* GIVEN INSTRUCTION: Note each line that includes the word "Output". Copy those lines.

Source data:
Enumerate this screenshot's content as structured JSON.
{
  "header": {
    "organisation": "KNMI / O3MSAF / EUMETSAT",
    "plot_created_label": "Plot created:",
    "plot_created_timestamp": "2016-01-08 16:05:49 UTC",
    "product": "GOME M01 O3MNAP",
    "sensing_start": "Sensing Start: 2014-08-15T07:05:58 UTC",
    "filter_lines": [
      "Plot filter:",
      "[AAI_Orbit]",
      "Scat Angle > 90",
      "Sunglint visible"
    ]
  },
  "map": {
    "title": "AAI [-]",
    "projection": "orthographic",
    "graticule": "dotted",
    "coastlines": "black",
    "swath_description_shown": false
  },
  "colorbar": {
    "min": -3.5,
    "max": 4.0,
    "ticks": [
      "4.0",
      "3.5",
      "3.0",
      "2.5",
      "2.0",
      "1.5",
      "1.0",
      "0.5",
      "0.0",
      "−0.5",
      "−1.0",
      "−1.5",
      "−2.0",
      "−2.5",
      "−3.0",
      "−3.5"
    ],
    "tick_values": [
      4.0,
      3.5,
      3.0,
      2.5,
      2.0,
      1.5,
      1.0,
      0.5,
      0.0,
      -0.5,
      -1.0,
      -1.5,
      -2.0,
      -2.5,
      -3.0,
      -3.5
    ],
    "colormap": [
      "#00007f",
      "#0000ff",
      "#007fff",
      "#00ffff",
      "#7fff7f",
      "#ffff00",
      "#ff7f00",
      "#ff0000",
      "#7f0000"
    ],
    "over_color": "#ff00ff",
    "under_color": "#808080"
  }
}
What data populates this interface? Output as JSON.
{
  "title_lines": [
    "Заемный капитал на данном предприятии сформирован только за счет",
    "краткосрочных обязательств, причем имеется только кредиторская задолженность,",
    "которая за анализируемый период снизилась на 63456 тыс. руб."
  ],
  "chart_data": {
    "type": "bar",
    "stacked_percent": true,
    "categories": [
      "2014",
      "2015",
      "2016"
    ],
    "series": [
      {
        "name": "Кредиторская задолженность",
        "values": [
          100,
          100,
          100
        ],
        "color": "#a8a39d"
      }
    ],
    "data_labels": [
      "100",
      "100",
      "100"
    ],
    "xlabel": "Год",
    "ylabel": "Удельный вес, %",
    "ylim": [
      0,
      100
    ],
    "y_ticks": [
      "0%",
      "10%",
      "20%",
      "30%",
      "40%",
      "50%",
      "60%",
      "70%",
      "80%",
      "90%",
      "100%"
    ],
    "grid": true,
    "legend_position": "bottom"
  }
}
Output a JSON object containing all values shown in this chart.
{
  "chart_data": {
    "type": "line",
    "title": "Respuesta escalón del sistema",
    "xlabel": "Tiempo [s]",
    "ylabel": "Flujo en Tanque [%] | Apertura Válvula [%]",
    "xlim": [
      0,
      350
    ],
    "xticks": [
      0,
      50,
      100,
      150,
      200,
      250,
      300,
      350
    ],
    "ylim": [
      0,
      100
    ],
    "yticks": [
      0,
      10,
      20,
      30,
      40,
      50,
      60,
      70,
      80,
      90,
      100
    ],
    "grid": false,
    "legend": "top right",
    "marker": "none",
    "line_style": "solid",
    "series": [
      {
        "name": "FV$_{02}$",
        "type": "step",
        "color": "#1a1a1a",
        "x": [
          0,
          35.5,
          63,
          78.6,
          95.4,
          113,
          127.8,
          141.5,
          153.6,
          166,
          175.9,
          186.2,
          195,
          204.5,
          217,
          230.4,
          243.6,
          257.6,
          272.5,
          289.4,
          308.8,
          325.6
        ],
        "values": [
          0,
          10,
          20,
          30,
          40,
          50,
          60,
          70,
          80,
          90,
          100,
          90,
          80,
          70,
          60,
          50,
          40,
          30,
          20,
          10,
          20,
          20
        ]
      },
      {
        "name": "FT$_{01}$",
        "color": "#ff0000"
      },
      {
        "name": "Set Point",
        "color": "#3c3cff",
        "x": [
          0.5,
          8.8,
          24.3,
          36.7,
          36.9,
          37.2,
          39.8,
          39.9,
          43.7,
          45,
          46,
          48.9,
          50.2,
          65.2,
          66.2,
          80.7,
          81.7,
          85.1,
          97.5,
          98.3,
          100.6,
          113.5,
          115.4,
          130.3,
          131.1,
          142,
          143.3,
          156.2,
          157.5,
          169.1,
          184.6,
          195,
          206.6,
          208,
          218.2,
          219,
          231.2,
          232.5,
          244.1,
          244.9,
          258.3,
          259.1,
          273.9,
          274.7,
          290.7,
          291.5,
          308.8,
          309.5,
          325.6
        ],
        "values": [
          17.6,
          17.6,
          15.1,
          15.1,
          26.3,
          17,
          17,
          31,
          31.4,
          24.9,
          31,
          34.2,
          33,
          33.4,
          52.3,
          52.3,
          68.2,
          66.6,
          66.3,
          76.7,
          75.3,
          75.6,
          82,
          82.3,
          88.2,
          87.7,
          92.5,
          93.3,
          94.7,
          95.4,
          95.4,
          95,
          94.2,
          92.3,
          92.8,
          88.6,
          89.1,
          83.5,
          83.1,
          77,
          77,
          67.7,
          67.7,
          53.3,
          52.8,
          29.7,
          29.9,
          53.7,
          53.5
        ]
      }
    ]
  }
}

* RESULT:
What data populates this interface? Output as JSON.
Output a JSON object containing all values shown in this chart.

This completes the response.